Records
----------

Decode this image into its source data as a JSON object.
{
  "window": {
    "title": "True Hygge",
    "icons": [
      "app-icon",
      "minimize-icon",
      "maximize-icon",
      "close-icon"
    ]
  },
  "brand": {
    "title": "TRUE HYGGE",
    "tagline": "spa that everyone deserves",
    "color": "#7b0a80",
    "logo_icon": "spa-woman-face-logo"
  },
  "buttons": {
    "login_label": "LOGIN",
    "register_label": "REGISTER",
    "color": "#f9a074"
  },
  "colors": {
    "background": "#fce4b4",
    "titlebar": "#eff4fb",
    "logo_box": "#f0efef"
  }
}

----------

Written request
All of the material above needs to be retyped word for word.

Solution for this exercise
Decode this image into its source data as a JSON object.
{
  "window": {
    "title": "True Hygge",
    "icons": [
      "app-icon",
      "minimize-icon",
      "maximize-icon",
      "close-icon"
    ]
  },
  "brand": {
    "title": "TRUE HYGGE",
    "tagline": "spa that everyone deserves",
    "color": "#7b0a80",
    "logo_icon": "spa-woman-face-logo"
  },
  "buttons": {
    "login_label": "LOGIN",
    "register_label": "REGISTER",
    "color": "#f9a074"
  },
  "colors": {
    "background": "#fce4b4",
    "titlebar": "#eff4fb",
    "logo_box": "#f0efef"
  }
}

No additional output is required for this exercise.